» Recorded data:
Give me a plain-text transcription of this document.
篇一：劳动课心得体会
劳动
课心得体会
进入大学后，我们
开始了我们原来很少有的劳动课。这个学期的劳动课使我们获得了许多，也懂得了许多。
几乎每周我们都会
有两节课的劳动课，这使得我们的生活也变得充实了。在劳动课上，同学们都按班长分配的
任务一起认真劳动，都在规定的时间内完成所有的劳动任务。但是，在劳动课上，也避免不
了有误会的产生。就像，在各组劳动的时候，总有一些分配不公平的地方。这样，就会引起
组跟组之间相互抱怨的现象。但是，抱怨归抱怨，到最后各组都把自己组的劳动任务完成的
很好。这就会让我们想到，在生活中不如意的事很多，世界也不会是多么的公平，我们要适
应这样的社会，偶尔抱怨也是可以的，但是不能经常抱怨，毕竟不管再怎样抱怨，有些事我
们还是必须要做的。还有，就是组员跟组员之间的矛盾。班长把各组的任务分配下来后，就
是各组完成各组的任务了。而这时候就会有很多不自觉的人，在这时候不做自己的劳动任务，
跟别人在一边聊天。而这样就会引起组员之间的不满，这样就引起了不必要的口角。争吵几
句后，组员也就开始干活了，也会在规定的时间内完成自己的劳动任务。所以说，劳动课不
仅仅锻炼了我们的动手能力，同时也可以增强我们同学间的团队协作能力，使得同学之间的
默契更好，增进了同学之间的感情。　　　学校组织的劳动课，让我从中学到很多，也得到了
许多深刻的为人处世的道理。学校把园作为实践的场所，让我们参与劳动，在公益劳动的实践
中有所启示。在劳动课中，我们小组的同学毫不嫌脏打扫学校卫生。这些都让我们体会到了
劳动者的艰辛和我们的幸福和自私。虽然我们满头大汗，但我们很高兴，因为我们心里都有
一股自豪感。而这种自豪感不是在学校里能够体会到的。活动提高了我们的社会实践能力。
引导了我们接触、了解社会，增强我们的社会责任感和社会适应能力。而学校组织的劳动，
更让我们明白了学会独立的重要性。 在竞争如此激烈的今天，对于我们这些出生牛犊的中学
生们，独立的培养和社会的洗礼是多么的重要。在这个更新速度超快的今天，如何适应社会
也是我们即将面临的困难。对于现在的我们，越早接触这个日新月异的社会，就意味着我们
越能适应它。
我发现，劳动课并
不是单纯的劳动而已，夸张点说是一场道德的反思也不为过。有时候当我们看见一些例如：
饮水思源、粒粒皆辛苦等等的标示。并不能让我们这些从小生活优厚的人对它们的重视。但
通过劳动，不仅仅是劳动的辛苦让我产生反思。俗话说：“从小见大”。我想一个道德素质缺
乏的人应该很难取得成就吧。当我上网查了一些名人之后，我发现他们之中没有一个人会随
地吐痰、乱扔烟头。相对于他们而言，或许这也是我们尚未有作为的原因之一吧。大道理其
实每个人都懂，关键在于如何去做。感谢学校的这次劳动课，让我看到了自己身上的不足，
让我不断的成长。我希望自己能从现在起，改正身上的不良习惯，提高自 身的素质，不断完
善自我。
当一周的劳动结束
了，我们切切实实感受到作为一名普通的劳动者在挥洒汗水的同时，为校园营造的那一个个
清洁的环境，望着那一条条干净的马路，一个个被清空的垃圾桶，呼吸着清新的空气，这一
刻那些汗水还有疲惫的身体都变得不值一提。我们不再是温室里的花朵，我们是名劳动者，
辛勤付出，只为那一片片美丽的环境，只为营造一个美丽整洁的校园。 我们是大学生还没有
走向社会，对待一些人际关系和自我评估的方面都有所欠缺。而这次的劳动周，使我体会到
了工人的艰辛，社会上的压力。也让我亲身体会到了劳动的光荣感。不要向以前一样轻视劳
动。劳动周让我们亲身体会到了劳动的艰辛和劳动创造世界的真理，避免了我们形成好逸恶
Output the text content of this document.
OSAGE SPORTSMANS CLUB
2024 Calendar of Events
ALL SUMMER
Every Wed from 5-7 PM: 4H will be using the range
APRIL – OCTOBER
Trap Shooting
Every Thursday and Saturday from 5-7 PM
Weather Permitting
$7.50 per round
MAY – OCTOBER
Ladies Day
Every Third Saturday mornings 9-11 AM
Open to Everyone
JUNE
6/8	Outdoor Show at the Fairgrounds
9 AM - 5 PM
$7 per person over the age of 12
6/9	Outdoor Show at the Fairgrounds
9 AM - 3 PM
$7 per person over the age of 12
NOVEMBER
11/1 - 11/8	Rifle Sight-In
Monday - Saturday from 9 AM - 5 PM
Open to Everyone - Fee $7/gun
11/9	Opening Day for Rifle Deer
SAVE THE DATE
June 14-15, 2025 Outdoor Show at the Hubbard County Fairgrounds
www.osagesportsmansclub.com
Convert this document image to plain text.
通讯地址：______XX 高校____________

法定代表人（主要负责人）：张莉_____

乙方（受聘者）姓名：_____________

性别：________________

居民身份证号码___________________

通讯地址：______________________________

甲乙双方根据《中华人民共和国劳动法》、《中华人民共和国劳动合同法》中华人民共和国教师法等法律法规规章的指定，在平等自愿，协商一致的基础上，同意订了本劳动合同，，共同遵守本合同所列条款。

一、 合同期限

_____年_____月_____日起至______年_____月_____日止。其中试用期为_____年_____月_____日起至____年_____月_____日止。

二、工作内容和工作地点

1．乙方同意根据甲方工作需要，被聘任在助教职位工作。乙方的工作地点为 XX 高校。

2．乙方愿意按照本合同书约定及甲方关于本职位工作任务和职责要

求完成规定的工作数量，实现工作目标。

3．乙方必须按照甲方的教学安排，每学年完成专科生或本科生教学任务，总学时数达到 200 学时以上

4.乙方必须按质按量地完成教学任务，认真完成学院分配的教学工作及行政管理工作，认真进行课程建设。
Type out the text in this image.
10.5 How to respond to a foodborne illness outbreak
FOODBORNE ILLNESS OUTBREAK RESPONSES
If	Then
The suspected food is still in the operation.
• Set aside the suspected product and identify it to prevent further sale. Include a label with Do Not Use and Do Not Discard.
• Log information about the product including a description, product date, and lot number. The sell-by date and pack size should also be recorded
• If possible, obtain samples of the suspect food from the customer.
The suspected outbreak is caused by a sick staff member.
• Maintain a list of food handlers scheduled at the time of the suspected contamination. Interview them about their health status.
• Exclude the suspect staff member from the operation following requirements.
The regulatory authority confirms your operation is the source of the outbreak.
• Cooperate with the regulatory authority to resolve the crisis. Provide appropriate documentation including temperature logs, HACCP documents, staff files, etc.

» Instruction: Reproduce the complete data exactly as presented above.

» Exercise answer:
Give me a plain-text transcription of this document.
篇一：劳动课心得体会
劳动
课心得体会
进入大学后，我们
开始了我们原来很少有的劳动课。这个学期的劳动课使我们获得了许多，也懂得了许多。
几乎每周我们都会
有两节课的劳动课，这使得我们的生活也变得充实了。在劳动课上，同学们都按班长分配的
任务一起认真劳动，都在规定的时间内完成所有的劳动任务。但是，在劳动课上，也避免不
了有误会的产生。就像，在各组劳动的时候，总有一些分配不公平的地方。这样，就会引起
组跟组之间相互抱怨的现象。但是，抱怨归抱怨，到最后各组都把自己组的劳动任务完成的
很好。这就会让我们想到，在生活中不如意的事很多，世界也不会是多么的公平，我们要适
应这样的社会，偶尔抱怨也是可以的，但是不能经常抱怨，毕竟不管再怎样抱怨，有些事我
们还是必须要做的。还有，就是组员跟组员之间的矛盾。班长把各组的任务分配下来后，就
是各组完成各组的任务了。而这时候就会有很多不自觉的人，在这时候不做自己的劳动任务，
跟别人在一边聊天。而这样就会引起组员之间的不满，这样就引起了不必要的口角。争吵几
句后，组员也就开始干活了，也会在规定的时间内完成自己的劳动任务。所以说，劳动课不
仅仅锻炼了我们的动手能力，同时也可以增强我们同学间的团队协作能力，使得同学之间的
默契更好，增进了同学之间的感情。　　　学校组织的劳动课，让我从中学到很多，也得到了
许多深刻的为人处世的道理。学校把园作为实践的场所，让我们参与劳动，在公益劳动的实践
中有所启示。在劳动课中，我们小组的同学毫不嫌脏打扫学校卫生。这些都让我们体会到了
劳动者的艰辛和我们的幸福和自私。虽然我们满头大汗，但我们很高兴，因为我们心里都有
一股自豪感。而这种自豪感不是在学校里能够体会到的。活动提高了我们的社会实践能力。
引导了我们接触、了解社会，增强我们的社会责任感和社会适应能力。而学校组织的劳动，
更让我们明白了学会独立的重要性。 在竞争如此激烈的今天，对于我们这些出生牛犊的中学
生们，独立的培养和社会的洗礼是多么的重要。在这个更新速度超快的今天，如何适应社会
也是我们即将面临的困难。对于现在的我们，越早接触这个日新月异的社会，就意味着我们
越能适应它。
我发现，劳动课并
不是单纯的劳动而已，夸张点说是一场道德的反思也不为过。有时候当我们看见一些例如：
饮水思源、粒粒皆辛苦等等的标示。并不能让我们这些从小生活优厚的人对它们的重视。但
通过劳动，不仅仅是劳动的辛苦让我产生反思。俗话说：“从小见大”。我想一个道德素质缺
乏的人应该很难取得成就吧。当我上网查了一些名人之后，我发现他们之中没有一个人会随
地吐痰、乱扔烟头。相对于他们而言，或许这也是我们尚未有作为的原因之一吧。大道理其
实每个人都懂，关键在于如何去做。感谢学校的这次劳动课，让我看到了自己身上的不足，
让我不断的成长。我希望自己能从现在起，改正身上的不良习惯，提高自 身的素质，不断完
善自我。
当一周的劳动结束
了，我们切切实实感受到作为一名普通的劳动者在挥洒汗水的同时，为校园营造的那一个个
清洁的环境，望着那一条条干净的马路，一个个被清空的垃圾桶，呼吸着清新的空气，这一
刻那些汗水还有疲惫的身体都变得不值一提。我们不再是温室里的花朵，我们是名劳动者，
辛勤付出，只为那一片片美丽的环境，只为营造一个美丽整洁的校园。 我们是大学生还没有
走向社会，对待一些人际关系和自我评估的方面都有所欠缺。而这次的劳动周，使我体会到
了工人的艰辛，社会上的压力。也让我亲身体会到了劳动的光荣感。不要向以前一样轻视劳
动。劳动周让我们亲身体会到了劳动的艰辛和劳动创造世界的真理，避免了我们形成好逸恶
Output the text content of this document.
OSAGE SPORTSMANS CLUB
2024 Calendar of Events
ALL SUMMER
Every Wed from 5-7 PM: 4H will be using the range
APRIL – OCTOBER
Trap Shooting
Every Thursday and Saturday from 5-7 PM
Weather Permitting
$7.50 per round
MAY – OCTOBER
Ladies Day
Every Third Saturday mornings 9-11 AM
Open to Everyone
JUNE
6/8	Outdoor Show at the Fairgrounds
9 AM - 5 PM
$7 per person over the age of 12
6/9	Outdoor Show at the Fairgrounds
9 AM - 3 PM
$7 per person over the age of 12
NOVEMBER
11/1 - 11/8	Rifle Sight-In
Monday - Saturday from 9 AM - 5 PM
Open to Everyone - Fee $7/gun
11/9	Opening Day for Rifle Deer
SAVE THE DATE
June 14-15, 2025 Outdoor Show at the Hubbard County Fairgrounds
www.osagesportsmansclub.com
Convert this document image to plain text.
通讯地址：______XX 高校____________

法定代表人（主要负责人）：张莉_____

乙方（受聘者）姓名：_____________

性别：________________

居民身份证号码___________________

通讯地址：______________________________

甲乙双方根据《中华人民共和国劳动法》、《中华人民共和国劳动合同法》中华人民共和国教师法等法律法规规章的指定，在平等自愿，协商一致的基础上，同意订了本劳动合同，，共同遵守本合同所列条款。

一、 合同期限

_____年_____月_____日起至______年_____月_____日止。其中试用期为_____年_____月_____日起至____年_____月_____日止。

二、工作内容和工作地点

1．乙方同意根据甲方工作需要，被聘任在助教职位工作。乙方的工作地点为 XX 高校。

2．乙方愿意按照本合同书约定及甲方关于本职位工作任务和职责要

求完成规定的工作数量，实现工作目标。

3．乙方必须按照甲方的教学安排，每学年完成专科生或本科生教学任务，总学时数达到 200 学时以上

4.乙方必须按质按量地完成教学任务，认真完成学院分配的教学工作及行政管理工作，认真进行课程建设。
Type out the text in this image.
10.5 How to respond to a foodborne illness outbreak
FOODBORNE ILLNESS OUTBREAK RESPONSES
If	Then
The suspected food is still in the operation.
• Set aside the suspected product and identify it to prevent further sale. Include a label with Do Not Use and Do Not Discard.
• Log information about the product including a description, product date, and lot number. The sell-by date and pack size should also be recorded
• If possible, obtain samples of the suspect food from the customer.
The suspected outbreak is caused by a sick staff member.
• Maintain a list of food handlers scheduled at the time of the suspected contamination. Interview them about their health status.
• Exclude the suspect staff member from the operation following requirements.
The regulatory authority confirms your operation is the source of the outbreak.
• Cooperate with the regulatory authority to resolve the crisis. Provide appropriate documentation including temperature logs, HACCP documents, staff files, etc.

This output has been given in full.